**What is needed**
Using the material below, copy every line where "will" appears.

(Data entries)
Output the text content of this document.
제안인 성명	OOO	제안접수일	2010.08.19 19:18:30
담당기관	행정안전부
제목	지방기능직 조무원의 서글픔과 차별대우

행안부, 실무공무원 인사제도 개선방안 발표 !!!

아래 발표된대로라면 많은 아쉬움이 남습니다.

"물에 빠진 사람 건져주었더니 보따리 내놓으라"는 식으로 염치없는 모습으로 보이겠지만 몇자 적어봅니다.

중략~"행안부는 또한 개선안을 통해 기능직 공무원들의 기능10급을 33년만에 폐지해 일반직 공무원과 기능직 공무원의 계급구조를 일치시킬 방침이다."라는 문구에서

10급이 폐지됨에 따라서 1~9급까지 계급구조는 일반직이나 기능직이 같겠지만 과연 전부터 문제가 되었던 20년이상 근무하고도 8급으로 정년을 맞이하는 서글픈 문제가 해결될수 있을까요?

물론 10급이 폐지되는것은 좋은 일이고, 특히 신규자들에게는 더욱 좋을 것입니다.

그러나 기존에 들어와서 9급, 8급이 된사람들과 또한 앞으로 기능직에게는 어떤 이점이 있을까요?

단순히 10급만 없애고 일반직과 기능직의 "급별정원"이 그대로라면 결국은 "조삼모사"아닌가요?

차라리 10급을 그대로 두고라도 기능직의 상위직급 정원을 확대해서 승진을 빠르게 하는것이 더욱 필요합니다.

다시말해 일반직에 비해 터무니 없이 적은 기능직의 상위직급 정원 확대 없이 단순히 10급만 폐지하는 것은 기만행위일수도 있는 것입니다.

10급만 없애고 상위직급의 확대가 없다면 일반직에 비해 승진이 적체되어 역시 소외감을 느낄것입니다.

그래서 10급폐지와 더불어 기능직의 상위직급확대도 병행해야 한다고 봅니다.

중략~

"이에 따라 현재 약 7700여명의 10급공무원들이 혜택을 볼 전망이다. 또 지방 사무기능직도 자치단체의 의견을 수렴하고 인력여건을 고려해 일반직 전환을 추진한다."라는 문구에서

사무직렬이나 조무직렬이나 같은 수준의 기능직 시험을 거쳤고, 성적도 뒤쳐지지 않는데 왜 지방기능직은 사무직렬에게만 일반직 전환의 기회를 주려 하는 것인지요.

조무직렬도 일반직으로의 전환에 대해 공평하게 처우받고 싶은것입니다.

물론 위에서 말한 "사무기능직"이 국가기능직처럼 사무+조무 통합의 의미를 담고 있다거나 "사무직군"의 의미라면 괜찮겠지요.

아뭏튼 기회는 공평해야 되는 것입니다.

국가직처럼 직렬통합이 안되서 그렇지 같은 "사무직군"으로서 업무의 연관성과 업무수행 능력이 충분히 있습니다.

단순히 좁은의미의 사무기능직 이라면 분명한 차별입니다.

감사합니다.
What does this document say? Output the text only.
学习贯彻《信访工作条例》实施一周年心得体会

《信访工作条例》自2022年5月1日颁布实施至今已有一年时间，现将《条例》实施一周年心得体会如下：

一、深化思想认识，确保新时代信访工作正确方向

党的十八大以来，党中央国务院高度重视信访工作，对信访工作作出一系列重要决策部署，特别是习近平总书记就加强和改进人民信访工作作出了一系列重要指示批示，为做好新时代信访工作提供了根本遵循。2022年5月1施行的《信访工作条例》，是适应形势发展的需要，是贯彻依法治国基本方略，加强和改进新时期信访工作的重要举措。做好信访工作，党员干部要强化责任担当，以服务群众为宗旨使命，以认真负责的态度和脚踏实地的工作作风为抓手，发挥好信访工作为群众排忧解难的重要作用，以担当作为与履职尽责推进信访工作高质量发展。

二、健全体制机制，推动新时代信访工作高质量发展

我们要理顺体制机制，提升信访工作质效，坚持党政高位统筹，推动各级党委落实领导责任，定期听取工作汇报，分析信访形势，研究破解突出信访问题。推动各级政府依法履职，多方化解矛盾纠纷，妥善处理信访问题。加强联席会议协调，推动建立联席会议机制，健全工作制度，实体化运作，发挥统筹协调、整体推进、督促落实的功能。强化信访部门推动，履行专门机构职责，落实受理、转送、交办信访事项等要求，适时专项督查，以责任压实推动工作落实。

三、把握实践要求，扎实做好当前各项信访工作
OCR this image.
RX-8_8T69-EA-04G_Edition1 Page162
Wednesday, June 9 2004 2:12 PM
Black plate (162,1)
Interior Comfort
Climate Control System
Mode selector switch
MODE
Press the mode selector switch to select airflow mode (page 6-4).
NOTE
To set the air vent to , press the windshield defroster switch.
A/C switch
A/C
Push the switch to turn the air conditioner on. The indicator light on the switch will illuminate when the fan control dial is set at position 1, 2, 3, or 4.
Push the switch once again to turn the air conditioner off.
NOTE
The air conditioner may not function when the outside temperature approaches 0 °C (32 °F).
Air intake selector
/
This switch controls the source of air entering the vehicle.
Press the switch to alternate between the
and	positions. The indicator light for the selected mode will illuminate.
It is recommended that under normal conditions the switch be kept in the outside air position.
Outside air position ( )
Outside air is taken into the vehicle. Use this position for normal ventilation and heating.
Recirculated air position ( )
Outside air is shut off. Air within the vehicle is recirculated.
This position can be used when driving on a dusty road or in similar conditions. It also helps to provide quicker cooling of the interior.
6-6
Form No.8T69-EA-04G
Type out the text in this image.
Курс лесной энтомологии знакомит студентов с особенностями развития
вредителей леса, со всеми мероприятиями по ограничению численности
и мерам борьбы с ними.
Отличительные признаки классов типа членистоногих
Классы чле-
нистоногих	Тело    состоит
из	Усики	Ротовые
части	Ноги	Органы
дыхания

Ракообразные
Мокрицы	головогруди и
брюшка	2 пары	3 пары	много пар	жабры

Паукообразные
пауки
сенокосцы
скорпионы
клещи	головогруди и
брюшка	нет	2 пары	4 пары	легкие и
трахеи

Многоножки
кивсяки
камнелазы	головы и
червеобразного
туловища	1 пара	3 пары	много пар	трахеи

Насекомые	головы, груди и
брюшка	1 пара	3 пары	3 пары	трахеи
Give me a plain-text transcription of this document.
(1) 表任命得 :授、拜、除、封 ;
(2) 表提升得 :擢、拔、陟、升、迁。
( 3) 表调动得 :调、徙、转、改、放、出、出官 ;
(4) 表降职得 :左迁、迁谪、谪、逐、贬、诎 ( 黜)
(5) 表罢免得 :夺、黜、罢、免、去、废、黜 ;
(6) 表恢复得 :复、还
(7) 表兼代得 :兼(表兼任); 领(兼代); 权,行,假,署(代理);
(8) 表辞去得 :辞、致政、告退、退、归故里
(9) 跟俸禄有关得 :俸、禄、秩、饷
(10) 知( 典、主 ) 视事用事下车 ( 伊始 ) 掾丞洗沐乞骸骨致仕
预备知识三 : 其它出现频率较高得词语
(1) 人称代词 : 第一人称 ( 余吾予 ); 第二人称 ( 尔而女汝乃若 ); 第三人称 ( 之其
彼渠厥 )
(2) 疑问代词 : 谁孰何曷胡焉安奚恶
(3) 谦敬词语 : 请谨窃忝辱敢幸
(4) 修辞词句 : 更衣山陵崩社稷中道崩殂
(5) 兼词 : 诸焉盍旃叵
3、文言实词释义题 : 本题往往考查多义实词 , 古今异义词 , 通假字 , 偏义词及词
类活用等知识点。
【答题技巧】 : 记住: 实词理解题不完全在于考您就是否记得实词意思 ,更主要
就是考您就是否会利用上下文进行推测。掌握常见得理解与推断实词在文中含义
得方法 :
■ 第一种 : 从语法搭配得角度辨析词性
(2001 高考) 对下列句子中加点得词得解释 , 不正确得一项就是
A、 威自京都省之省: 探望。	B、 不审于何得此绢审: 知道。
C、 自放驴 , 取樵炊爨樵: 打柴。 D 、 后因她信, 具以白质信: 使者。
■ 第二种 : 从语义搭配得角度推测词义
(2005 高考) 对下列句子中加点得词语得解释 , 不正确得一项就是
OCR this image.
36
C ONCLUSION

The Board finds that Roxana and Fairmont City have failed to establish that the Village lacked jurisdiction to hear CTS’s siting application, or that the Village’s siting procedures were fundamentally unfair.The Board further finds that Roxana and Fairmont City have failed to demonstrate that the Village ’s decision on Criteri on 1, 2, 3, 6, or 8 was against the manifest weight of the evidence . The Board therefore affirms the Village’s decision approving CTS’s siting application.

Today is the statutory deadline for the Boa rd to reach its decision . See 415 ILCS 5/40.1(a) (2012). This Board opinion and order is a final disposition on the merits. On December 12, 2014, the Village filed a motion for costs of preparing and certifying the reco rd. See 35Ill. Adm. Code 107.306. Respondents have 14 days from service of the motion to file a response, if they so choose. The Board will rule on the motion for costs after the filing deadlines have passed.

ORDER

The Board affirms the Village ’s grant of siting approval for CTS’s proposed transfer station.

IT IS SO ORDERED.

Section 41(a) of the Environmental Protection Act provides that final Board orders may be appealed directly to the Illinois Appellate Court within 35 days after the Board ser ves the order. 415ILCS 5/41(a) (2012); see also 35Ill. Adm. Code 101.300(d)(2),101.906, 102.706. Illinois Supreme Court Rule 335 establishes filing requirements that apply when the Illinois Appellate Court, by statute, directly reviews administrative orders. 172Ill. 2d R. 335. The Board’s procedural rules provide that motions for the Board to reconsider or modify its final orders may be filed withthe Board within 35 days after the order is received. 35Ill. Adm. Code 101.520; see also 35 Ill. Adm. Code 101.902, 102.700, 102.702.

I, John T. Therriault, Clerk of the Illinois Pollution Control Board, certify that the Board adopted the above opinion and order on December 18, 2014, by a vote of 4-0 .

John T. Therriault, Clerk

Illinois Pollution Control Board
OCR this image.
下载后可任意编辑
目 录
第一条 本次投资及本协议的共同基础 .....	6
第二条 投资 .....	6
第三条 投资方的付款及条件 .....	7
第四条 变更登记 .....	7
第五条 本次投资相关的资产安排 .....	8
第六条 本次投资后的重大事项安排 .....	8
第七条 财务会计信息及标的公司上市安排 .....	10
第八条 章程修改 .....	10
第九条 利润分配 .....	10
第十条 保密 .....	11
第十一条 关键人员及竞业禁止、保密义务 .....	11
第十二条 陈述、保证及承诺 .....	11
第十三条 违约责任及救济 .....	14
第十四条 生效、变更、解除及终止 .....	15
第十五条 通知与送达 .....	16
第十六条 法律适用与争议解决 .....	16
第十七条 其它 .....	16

**Final result**
Push the switch to turn the air conditioner on. The indicator light on the switch will illuminate when the fan control dial is set at position 1, 2, 3, or 4.
and	positions. The indicator light for the selected mode will illuminate.
Today is the statutory deadline for the Boa rd to reach its decision . See 415 ILCS 5/40.1(a) (2012). This Board opinion and order is a final disposition on the merits. On December 12, 2014, the Village filed a motion for costs of preparing and certifying the reco rd. See 35Ill. Adm. Code 107.306. Respondents have 14 days from service of the motion to file a response, if they so choose. The Board will rule on the motion for costs after the filing deadlines have passed.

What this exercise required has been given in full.